* OBJECTIVE
Find every line in the data below that contains the string "Outst", matching case exactly, and copy each of those lines.

== STORED RECORDS

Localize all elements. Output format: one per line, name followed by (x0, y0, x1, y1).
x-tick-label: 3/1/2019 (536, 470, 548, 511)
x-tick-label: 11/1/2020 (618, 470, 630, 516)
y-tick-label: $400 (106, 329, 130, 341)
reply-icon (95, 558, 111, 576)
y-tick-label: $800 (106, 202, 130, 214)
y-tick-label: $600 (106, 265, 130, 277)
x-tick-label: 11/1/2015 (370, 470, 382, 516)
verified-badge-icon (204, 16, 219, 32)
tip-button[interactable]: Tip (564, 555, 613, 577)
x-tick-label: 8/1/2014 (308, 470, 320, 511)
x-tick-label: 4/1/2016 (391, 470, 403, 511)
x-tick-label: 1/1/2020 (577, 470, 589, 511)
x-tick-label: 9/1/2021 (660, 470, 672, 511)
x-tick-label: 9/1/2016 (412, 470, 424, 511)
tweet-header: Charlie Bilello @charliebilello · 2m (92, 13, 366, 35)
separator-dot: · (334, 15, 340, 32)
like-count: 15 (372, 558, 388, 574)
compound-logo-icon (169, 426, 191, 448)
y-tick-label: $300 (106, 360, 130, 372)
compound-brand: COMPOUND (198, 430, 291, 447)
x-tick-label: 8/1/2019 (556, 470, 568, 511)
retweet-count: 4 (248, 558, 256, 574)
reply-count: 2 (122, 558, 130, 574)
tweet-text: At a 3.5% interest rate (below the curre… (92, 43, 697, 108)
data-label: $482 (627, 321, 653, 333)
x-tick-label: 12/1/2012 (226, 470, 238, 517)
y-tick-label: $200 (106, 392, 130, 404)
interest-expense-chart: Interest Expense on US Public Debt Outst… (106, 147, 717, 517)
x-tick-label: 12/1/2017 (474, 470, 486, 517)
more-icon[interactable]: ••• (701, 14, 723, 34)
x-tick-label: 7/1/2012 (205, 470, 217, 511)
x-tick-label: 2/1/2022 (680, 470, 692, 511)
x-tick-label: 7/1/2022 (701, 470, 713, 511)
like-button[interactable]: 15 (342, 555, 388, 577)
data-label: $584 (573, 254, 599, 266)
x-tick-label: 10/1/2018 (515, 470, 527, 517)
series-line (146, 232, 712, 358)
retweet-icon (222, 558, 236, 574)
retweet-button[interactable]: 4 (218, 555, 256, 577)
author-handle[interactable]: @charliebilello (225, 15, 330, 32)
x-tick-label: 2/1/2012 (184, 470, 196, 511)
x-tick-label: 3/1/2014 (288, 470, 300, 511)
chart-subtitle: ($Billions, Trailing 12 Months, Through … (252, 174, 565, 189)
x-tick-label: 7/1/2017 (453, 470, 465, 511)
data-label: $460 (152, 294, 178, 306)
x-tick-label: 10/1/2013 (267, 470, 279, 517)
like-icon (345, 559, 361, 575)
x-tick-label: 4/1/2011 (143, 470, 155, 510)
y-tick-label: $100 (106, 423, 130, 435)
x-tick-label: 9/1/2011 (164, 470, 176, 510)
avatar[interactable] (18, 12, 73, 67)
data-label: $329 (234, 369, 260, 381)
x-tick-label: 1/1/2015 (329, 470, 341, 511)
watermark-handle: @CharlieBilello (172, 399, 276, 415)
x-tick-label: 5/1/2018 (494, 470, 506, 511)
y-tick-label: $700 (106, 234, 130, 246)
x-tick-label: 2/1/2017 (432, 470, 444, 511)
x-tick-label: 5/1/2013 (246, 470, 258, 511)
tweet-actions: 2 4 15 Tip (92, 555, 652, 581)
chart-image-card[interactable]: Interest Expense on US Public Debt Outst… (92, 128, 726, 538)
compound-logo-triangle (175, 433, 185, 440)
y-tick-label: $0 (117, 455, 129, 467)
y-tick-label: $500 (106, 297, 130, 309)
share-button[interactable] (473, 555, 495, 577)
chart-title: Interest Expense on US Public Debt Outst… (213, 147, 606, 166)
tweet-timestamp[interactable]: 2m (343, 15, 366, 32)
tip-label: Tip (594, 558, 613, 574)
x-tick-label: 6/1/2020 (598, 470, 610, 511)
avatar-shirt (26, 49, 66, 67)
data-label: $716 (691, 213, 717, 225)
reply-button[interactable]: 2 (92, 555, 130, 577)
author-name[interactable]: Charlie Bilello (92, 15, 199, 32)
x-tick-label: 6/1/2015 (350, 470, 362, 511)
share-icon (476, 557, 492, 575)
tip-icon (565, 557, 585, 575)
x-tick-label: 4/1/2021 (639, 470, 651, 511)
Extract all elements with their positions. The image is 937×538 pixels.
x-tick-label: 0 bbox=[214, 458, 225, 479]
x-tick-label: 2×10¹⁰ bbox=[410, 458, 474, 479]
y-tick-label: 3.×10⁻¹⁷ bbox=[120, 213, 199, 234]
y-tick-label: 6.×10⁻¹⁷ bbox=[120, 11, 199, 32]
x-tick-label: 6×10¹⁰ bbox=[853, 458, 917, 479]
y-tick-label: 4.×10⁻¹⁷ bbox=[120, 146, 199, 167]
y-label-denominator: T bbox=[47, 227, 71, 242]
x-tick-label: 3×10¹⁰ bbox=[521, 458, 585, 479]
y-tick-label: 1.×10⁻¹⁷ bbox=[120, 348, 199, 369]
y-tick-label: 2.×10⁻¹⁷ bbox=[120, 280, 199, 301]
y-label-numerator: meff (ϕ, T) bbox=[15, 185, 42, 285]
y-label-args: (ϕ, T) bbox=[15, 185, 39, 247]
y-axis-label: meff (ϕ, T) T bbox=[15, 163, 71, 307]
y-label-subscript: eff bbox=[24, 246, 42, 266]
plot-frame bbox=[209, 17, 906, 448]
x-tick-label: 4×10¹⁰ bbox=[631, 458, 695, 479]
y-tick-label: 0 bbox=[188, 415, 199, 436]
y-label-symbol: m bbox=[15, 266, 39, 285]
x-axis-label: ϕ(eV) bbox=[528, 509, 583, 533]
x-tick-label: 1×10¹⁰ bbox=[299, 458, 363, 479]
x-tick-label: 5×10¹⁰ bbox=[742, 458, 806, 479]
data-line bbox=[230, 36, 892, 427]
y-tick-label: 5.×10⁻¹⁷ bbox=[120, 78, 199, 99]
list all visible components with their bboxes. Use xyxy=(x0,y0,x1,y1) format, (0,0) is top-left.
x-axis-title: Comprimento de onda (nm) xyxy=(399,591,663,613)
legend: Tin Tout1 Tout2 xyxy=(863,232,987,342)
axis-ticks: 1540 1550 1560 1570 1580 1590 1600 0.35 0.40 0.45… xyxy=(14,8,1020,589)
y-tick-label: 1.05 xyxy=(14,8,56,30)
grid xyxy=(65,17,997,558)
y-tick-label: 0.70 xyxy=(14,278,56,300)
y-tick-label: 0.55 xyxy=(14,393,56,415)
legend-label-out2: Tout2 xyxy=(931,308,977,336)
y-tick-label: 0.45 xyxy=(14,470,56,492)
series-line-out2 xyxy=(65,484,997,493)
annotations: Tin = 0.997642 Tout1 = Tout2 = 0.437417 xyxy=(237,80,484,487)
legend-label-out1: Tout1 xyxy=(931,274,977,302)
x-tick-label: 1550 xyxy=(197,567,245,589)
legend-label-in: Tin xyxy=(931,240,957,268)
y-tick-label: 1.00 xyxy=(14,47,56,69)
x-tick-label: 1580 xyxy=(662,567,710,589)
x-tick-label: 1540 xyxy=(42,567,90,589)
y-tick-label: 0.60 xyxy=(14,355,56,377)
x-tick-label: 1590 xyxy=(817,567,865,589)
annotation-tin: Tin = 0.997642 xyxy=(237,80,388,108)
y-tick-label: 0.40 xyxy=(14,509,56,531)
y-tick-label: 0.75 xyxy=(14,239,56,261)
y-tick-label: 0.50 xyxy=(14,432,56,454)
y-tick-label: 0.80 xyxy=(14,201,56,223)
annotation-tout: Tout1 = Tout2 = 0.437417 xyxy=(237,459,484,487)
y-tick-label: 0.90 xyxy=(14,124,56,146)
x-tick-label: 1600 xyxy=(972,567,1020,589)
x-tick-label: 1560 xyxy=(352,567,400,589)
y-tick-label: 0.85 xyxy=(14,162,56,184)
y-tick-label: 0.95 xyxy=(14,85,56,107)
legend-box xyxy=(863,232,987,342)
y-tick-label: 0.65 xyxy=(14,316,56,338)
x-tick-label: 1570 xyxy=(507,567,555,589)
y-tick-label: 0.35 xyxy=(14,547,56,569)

====

* TASK SOLUTION
interest-expense-chart: Interest Expense on US Public Debt Outst… (106, 147, 717, 517)
chart-image-card[interactable]: Interest Expense on US Public Debt Outst… (92, 128, 726, 538)
chart-title: Interest Expense on US Public Debt Outst… (213, 147, 606, 166)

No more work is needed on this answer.